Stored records
>>>

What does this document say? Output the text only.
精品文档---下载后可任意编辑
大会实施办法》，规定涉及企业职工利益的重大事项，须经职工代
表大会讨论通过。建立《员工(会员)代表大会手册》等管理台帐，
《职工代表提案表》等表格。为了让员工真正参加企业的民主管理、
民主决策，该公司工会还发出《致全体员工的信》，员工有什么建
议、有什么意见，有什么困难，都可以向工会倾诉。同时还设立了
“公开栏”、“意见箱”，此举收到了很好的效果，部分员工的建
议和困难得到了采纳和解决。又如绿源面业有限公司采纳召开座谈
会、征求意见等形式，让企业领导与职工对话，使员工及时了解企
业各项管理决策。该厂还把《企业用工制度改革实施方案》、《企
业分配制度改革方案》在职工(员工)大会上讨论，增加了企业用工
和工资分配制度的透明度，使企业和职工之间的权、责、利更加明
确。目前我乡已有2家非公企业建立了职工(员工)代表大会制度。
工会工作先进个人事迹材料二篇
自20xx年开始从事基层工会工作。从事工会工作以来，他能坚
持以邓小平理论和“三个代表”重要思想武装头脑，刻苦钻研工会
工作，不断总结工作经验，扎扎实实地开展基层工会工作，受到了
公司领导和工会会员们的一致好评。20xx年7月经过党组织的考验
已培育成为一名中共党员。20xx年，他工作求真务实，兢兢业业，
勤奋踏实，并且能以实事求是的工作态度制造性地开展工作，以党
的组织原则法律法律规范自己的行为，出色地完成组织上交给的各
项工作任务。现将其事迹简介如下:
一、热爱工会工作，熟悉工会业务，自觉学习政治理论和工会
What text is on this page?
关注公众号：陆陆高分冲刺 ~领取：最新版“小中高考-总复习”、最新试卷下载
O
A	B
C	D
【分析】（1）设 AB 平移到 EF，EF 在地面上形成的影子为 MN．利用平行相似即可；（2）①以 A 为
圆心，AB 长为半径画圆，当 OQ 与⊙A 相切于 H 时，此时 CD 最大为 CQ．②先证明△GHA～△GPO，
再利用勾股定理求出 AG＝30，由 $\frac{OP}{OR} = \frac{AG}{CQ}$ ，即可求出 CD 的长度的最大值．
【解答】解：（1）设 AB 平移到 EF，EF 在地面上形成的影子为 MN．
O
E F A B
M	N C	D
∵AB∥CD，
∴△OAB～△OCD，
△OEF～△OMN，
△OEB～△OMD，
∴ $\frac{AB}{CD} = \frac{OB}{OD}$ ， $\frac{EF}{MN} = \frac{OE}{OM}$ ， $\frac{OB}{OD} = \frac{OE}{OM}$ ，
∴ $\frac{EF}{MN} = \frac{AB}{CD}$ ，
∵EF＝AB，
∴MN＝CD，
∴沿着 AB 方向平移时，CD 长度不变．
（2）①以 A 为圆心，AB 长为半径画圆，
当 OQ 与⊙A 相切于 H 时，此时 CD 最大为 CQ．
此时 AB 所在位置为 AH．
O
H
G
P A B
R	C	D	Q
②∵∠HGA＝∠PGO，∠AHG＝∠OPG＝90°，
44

<<<

Check every line for "text" and show the ones that have it.

What does this document say? Output the text only.
What text is on this page?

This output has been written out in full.